■ Tareas a realizar:
#1 Convierte en una lista breve el párrafo del hilo sobre el ayuda platino que empieza con «Hola chelin... a mi me paso lo mismo» y conserva sus datos principales.
#2 Prosigue el hilo sobre el ayuda platino a partir del último mensaje.

Hola chelin... a mi me paso lo mismo al poner una bobina para encendido electrónico... este circuito es un AYUDA PLATINO... quiere decir que esta pensado para sacar del platino la corriente  que lo daña y pasarla por un transistor.

Para poder poner esa bobina te quedaria colocar un segundo C3998 en configuracion darlinton






con esto dividir x 4 la corriente de exitacion

saludosss


----------



## chelin009

toronjiushhh dijo:


> Hola chelin... a mi me paso lo mismo al poner una bobina para encendido electrónico... este circuito es un AYUDA PLATINO... quiere decir que esta pensado para sacar del platino la corriente  que lo daña y pasarla por un transistor.
> 
> Para poder poner esa bobina te quedaria colocar un segundo C3998 en configuracion darlinton
> 
> http://www.faqs.org/docs/electric/Semi/03108.png
> 
> con esto dividir x 4 la corriente de exitacion
> 
> saludosss



Muchas gracias toronjiushhh ! Es una muy buena opción !!

■ Datos proporcionados:
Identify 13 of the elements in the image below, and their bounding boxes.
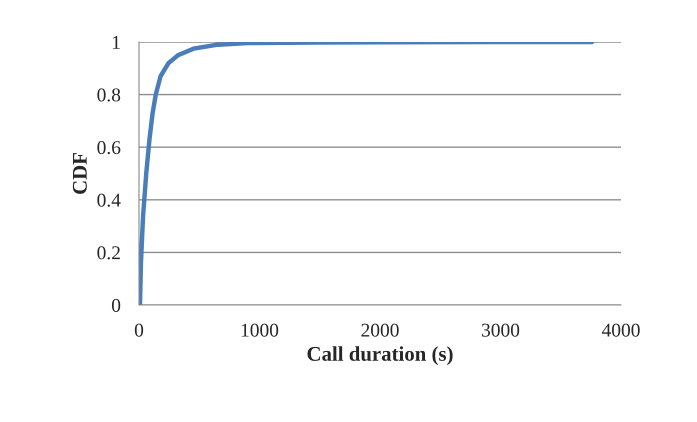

■ Respuestas por tarea:
#1
- A quien escribe le pasó lo mismo al poner una bobina para encendido electrónico.
- El circuito es un «ayuda platino».
- Está pensado para sacar del platino la corriente que lo daña y pasarla por un transistor.

#2
Lo que tendría que cambiar es el diodo 1n4007 de 1A por el 1N5407 de 3A 

Abrazo!


----------



## toronjiushhh

Chelini el diodo solo esta para polarizar el driver... no maneja mas que los mA que sirven de exitacion... ese esta bien... incluso puede oficiar de fusible...

saludosss


----------



## Fogonazo

¿ Y por que armar un darlington con 2 transistores 2SC3998 (Iguales) ? en lugar de colocar un excitador y uno de potencia.


----------



## toronjiushhh

no lo habia pensado Fogo... un tip31c por ejemplo?


----------



## chelin009

toronjiushhh dijo:


> Chelini el diodo solo esta para polarizar el driver... no maneja mas que los mA que sirven de exitacion... ese esta bien... incluso puede oficiar de fusible...
> 
> saludosss



Si es verdad, lo que pasa es que en un primer momento me confundi y pensaba alimentar el colector del primer C3998 a la salida del diodo, despues me di cuenta que comparte colector con su par para la conexion Darlington, o sea, directo del "-" de la bobina...

Y por el colector del TIP32, que ese si viene despues del diodo, pasa una I de 0,7A por lo que el 1n4007 va bien.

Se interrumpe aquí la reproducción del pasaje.